===== Supplied data =====
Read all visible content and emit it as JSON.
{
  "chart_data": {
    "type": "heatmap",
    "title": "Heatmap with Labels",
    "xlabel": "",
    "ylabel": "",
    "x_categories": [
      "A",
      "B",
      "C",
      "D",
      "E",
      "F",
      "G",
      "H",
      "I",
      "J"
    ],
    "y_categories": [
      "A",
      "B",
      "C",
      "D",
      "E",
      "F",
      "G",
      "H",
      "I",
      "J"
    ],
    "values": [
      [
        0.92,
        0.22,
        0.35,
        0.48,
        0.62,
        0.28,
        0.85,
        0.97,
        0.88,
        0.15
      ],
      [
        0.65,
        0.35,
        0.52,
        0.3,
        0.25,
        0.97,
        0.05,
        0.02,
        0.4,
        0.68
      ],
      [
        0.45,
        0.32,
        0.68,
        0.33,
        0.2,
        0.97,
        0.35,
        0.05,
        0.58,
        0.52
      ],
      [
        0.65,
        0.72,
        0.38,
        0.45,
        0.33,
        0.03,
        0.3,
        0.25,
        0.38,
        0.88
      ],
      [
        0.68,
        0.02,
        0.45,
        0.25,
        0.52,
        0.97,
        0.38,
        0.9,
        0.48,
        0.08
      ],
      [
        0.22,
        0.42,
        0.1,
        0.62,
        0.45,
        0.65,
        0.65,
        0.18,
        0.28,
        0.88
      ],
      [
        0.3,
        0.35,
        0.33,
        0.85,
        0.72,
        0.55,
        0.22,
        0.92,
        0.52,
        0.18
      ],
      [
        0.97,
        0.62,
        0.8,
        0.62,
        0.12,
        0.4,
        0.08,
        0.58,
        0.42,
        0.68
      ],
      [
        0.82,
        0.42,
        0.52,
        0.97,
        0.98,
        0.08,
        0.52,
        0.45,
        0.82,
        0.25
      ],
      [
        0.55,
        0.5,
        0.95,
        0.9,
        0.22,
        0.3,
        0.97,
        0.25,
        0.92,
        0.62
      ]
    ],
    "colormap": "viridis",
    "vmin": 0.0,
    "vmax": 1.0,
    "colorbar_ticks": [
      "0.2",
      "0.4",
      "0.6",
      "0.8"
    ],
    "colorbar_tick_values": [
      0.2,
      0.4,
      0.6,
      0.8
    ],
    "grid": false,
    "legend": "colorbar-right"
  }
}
=====
• [Directions]:
Output the full listing exactly as it stands.

• [Task solution]:
Read all visible content and emit it as JSON.
{
  "chart_data": {
    "type": "heatmap",
    "title": "Heatmap with Labels",
    "xlabel": "",
    "ylabel": "",
    "x_categories": [
      "A",
      "B",
      "C",
      "D",
      "E",
      "F",
      "G",
      "H",
      "I",
      "J"
    ],
    "y_categories": [
      "A",
      "B",
      "C",
      "D",
      "E",
      "F",
      "G",
      "H",
      "I",
      "J"
    ],
    "values": [
      [
        0.92,
        0.22,
        0.35,
        0.48,
        0.62,
        0.28,
        0.85,
        0.97,
        0.88,
        0.15
      ],
      [
        0.65,
        0.35,
        0.52,
        0.3,
        0.25,
        0.97,
        0.05,
        0.02,
        0.4,
        0.68
      ],
      [
        0.45,
        0.32,
        0.68,
        0.33,
        0.2,
        0.97,
        0.35,
        0.05,
        0.58,
        0.52
      ],
      [
        0.65,
        0.72,
        0.38,
        0.45,
        0.33,
        0.03,
        0.3,
        0.25,
        0.38,
        0.88
      ],
      [
        0.68,
        0.02,
        0.45,
        0.25,
        0.52,
        0.97,
        0.38,
        0.9,
        0.48,
        0.08
      ],
      [
        0.22,
        0.42,
        0.1,
        0.62,
        0.45,
        0.65,
        0.65,
        0.18,
        0.28,
        0.88
      ],
      [
        0.3,
        0.35,
        0.33,
        0.85,
        0.72,
        0.55,
        0.22,
        0.92,
        0.52,
        0.18
      ],
      [
        0.97,
        0.62,
        0.8,
        0.62,
        0.12,
        0.4,
        0.08,
        0.58,
        0.42,
        0.68
      ],
      [
        0.82,
        0.42,
        0.52,
        0.97,
        0.98,
        0.08,
        0.52,
        0.45,
        0.82,
        0.25
      ],
      [
        0.55,
        0.5,
        0.95,
        0.9,
        0.22,
        0.3,
        0.97,
        0.25,
        0.92,
        0.62
      ]
    ],
    "colormap": "viridis",
    "vmin": 0.0,
    "vmax": 1.0,
    "colorbar_ticks": [
      "0.2",
      "0.4",
      "0.6",
      "0.8"
    ],
    "colorbar_tick_values": [
      0.2,
      0.4,
      0.6,
      0.8
    ],
    "grid": false,
    "legend": "colorbar-right"
  }
}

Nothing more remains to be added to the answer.